** start of Data for processing **
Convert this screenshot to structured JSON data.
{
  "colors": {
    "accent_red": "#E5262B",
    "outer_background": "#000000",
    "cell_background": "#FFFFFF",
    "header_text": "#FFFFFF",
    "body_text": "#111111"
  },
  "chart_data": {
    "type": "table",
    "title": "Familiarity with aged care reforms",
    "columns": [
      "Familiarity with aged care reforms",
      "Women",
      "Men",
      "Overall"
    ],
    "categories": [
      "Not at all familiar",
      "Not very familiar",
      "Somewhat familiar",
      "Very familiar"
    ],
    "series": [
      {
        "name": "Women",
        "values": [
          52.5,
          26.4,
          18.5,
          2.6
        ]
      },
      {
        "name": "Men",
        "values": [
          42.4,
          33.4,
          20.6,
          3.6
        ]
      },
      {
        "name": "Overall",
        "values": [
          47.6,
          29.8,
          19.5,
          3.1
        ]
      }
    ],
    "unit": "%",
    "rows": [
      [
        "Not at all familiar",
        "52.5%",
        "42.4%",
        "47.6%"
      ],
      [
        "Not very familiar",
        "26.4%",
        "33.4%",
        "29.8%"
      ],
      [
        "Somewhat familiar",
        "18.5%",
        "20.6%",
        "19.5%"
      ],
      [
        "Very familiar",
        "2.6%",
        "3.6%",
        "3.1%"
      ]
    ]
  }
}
** end of Data for processing **
** start of Data for processing **
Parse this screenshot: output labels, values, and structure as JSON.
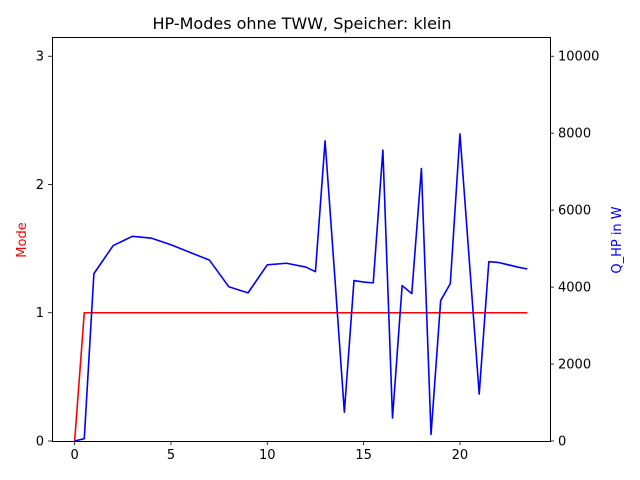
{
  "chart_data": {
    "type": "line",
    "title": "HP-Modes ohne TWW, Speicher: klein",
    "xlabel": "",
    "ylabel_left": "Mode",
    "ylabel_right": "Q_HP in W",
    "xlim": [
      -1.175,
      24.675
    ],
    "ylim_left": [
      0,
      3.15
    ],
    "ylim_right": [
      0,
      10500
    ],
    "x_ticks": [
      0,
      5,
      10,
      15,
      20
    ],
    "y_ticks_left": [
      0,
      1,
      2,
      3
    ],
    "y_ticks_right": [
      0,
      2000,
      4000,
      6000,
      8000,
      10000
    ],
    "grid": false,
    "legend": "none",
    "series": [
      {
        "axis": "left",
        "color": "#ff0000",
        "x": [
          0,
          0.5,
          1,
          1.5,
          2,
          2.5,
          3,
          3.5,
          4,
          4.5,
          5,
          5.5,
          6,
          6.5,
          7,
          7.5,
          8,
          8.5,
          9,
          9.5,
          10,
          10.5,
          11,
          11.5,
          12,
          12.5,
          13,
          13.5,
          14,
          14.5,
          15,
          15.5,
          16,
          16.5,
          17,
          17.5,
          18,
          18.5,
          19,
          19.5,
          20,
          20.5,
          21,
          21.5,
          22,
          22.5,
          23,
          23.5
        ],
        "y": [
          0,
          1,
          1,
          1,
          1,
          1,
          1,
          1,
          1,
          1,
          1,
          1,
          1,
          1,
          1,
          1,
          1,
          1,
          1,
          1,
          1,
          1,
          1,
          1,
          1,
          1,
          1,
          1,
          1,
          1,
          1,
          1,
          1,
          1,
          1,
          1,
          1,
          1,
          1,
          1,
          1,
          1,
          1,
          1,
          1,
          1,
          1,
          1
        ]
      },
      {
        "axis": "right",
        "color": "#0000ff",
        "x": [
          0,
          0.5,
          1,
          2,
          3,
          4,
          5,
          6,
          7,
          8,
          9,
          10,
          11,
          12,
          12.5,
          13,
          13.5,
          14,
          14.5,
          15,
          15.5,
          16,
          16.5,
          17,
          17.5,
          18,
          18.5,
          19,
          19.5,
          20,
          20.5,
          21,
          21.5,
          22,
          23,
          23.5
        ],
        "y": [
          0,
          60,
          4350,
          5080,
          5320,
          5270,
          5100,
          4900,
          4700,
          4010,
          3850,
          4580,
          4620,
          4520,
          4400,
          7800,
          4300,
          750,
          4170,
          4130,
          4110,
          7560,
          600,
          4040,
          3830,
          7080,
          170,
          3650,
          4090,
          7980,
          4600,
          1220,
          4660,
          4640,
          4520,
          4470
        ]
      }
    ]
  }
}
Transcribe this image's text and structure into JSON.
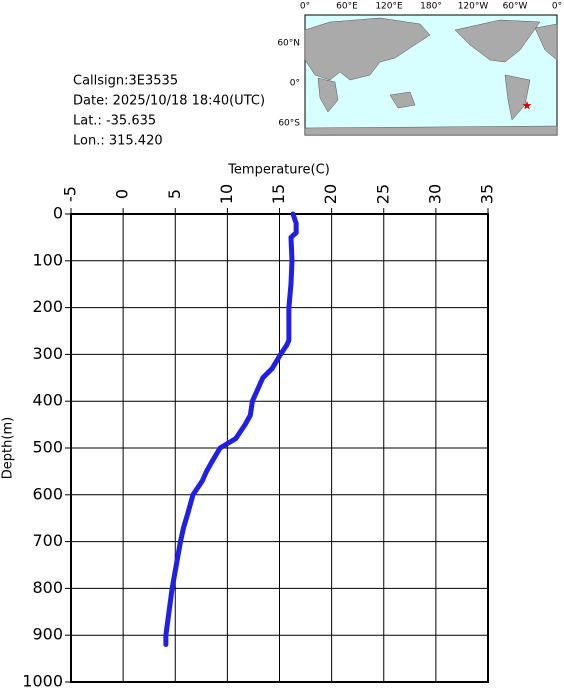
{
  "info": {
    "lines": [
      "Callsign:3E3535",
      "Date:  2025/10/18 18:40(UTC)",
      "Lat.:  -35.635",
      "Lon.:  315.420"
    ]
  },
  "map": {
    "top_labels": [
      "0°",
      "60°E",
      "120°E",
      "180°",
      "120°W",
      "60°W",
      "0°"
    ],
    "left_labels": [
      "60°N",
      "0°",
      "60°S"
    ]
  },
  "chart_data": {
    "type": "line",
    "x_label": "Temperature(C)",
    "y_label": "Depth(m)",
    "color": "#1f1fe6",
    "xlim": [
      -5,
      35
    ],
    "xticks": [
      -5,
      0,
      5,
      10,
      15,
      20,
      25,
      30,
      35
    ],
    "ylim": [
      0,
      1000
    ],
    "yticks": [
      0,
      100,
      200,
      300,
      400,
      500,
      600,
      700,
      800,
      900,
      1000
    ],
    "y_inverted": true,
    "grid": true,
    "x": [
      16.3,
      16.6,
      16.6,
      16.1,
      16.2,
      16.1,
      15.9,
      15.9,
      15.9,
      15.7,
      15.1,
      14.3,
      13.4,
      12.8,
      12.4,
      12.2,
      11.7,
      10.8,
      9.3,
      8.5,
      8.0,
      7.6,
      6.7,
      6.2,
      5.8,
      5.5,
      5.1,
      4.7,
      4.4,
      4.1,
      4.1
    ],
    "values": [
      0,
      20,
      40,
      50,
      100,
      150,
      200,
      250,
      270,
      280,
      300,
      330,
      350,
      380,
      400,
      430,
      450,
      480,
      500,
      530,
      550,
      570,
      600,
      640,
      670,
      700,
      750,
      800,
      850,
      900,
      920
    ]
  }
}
** end of Data for processing **
# Work to do:
Count every line above that holds the string "JSON" and give the total, nothing more.

# Written solution:
3